Text block.
6.49 Similarly, in the recent Waters case, the President referred to the attractions of the approach taken in the Indian case, where the acquiring authority is “a commercial utility rather than an arm of central or local government”.[71] Although the owner of such land should not be able to frustrate the public purpose, or hold the authority to ransom, that does not require compensation to be limited to existing use value.
As CPPRAG pointed out, such arguments seem to be based on a misunderstanding of the fact that no acquiring body can exercise its compulsory purchase powers simply to enhance its profits and without establishing that such action is necessary in the public interest. Indeed, it was for such public welfare reasons that the first compulsory purchase powers were granted, - to privately owned companies, - for the development of railways and other major infrastructure schemes during the nineteenth century.[72]
6.53 We invite the views of consultees on the following questions:
(C) Should the no-scheme rule, in its application to increases in value, be modified so as to enable regard to be had to the amount which the acquiring body itself would have paid in friendly negotiations (in accordance with the Indian case):
(a) In all cases?
(b) In cases where the acquisition is for purposes of a “commercial” nature?
(c) In no cases?
If the answer is (b), then:
(i) How and by what criteria should such “commercial” cases be defined?
(ii) Do consultees favour a “public interest certificate” mechanism (as proposed in the Scottish Executive Review[73])?
(1) In Cedars Rapids,[74] three separate “subjects”, which were to be linked by the authority’s hydro-electric works, were treated as part of a single “scheme” along with the connecting works in the river-bed; but the whole scheme was governed by specific statutory powers.
(2) In Fraser,[75] there was an issue whether two related statutory projects (the reservoir and the falls) were to be treated as one scheme or two. Although the Privy Council categorised this issue as one of “fact”, it was a very narrow one. There was no suggestion that the factual inquiry could extend beyond the scope of the authorising statutory instruments.
(3) In Pointe Gourde itself,[76]the issue was treated by the Privy Council as foreclosed by a finding in the Case; but it seems that there was a single instrument under the relevant Ordinance, authorising acquisition of land for both the quarry and the naval base.
6.56 The issue became much more important under the modern system in which the particular acquisition is usually made under general, more flexible powers of acquisition, exercised within a broader planning framework. A particular compulsory purchase order is more likely to be linked to wider proposals, not necessarily dependent on compulsory purchase, or on any specific statutory authorisation. Such a case was Wilson v Liverpool Corporation (1971) where compulsory powers were needed for only a quarter of the overall development project, the remainder being on land acquired by agreement and developed under an ordinary planning permission.[77]
6.57 In that, and subsequent cases, the Courts continued to treat the identification of the scheme as an issue of fact, entrusted to the Tribunal, and not reviewable short of perversity.[78] However, the issue had become much more open-ended than in the pre-1947 cases, since there ceased to be any need for a direct link with a specific statutory authorisation. This was, in one sense, a natural development. Under modern powers, there is no necessary identity between a particular compulsory purchase order, and the project of which it forms part. Compulsory purchase is often confined, as in Wilson, to those parts which cannot be acquired by agreement. It would be odd if that factor were to alter the basis on which compensation were assessed.

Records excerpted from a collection
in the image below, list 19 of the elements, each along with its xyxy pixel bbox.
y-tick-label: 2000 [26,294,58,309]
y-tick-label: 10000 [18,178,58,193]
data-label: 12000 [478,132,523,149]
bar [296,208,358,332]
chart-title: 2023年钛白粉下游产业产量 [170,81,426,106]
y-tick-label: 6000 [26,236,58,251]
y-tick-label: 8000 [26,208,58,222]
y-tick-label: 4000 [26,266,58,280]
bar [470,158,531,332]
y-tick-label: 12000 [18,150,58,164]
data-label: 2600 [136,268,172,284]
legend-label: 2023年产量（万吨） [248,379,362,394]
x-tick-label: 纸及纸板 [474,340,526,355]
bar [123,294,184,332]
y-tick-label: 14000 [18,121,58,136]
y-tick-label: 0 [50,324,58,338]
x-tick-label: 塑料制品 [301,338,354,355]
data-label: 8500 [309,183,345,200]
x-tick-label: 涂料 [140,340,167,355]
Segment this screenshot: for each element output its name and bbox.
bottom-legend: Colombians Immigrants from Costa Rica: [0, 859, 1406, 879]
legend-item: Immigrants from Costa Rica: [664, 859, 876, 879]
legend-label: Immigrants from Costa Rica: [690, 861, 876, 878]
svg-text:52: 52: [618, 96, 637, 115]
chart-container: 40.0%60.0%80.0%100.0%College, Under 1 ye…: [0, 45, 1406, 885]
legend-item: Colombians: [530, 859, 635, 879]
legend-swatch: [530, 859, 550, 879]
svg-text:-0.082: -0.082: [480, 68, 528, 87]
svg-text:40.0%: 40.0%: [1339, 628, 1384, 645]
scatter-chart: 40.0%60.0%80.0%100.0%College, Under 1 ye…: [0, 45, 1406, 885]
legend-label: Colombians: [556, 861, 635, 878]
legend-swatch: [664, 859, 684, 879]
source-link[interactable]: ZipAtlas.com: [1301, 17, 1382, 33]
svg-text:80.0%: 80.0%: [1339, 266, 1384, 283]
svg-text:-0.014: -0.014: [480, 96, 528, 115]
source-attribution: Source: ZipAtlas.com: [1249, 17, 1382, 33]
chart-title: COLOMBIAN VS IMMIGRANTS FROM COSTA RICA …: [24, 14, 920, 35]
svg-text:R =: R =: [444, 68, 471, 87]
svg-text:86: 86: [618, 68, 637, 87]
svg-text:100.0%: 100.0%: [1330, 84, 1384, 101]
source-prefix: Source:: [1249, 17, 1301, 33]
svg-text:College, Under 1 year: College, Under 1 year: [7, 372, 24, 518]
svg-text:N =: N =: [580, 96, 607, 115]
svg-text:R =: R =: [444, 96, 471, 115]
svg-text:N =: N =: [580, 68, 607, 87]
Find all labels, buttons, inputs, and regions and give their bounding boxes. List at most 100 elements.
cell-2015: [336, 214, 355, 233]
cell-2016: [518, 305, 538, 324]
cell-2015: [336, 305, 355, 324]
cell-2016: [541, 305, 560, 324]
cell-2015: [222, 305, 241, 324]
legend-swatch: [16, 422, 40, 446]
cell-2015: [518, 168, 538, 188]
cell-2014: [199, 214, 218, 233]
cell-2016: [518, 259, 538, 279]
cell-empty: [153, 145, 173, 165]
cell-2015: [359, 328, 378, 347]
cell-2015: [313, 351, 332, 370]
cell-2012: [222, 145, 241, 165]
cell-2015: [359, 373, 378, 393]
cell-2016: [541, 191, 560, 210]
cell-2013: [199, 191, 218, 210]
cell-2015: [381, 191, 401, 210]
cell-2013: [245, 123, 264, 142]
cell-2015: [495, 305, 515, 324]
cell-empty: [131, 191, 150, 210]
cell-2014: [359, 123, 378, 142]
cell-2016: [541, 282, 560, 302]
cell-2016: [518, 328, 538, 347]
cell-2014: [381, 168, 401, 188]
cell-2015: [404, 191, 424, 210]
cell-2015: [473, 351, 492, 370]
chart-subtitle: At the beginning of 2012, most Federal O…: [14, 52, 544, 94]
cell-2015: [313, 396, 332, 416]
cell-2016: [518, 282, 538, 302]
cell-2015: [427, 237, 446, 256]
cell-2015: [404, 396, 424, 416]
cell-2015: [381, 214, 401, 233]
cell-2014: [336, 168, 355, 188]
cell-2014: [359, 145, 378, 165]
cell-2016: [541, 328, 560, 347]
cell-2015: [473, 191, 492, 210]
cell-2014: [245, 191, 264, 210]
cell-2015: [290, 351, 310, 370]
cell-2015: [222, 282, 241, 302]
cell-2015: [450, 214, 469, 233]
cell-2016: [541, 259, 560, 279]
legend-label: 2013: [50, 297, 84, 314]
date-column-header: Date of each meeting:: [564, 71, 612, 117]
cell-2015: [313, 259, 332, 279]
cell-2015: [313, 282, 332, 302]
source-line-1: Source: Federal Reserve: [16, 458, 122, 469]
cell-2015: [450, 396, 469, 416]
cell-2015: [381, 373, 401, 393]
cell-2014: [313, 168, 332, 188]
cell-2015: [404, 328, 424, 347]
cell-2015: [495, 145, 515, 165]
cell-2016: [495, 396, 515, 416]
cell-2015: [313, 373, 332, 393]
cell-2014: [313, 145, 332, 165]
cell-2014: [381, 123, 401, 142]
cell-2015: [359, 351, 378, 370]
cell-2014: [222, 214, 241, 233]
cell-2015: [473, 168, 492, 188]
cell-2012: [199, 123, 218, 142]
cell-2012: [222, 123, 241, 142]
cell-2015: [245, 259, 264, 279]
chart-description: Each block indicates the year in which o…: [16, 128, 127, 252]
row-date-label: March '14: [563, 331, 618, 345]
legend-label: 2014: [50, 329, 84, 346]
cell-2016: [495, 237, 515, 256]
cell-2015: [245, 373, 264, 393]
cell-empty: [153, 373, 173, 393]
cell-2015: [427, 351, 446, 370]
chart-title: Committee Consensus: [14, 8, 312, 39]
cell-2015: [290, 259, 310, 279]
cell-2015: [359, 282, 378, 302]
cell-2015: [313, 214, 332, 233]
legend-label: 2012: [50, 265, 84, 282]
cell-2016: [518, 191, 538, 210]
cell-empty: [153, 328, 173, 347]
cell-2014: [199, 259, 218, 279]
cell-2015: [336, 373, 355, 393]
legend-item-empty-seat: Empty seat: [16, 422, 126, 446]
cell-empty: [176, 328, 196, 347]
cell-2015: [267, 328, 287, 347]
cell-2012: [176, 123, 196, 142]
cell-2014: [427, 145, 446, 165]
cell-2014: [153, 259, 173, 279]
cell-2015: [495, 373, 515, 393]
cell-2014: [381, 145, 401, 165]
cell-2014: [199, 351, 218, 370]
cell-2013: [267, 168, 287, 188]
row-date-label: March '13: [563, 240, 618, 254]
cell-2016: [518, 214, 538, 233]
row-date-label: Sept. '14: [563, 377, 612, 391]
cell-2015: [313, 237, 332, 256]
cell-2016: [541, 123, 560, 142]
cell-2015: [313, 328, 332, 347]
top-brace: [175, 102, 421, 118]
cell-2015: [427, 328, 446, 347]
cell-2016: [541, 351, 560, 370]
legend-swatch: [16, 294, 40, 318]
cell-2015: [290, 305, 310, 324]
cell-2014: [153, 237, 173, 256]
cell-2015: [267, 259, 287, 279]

Challenge 1.
Write out, word for word, the passage of the compulsory purchase text that opens with the words "(1) In Cedars" and closes with "specific statutory powers.".
Challenge 2.
Repeat verbatim the lines of the records from the very start of the records through the line containing "y-tick-label: 6000 [26,236,58,251]", including both ends.

Correct output 1.
(1) In Cedars Rapids,[74] three separate “subjects”, which were to be linked by the authority’s hydro-electric works, were treated as part of a single “scheme” along with the connecting works in the river-bed; but the whole scheme was governed by specific statutory powers.

Correct output 2.
in the image below, list 19 of the elements, each along with its xyxy pixel bbox.
y-tick-label: 2000 [26,294,58,309]
y-tick-label: 10000 [18,178,58,193]
data-label: 12000 [478,132,523,149]
bar [296,208,358,332]
chart-title: 2023年钛白粉下游产业产量 [170,81,426,106]
y-tick-label: 6000 [26,236,58,251]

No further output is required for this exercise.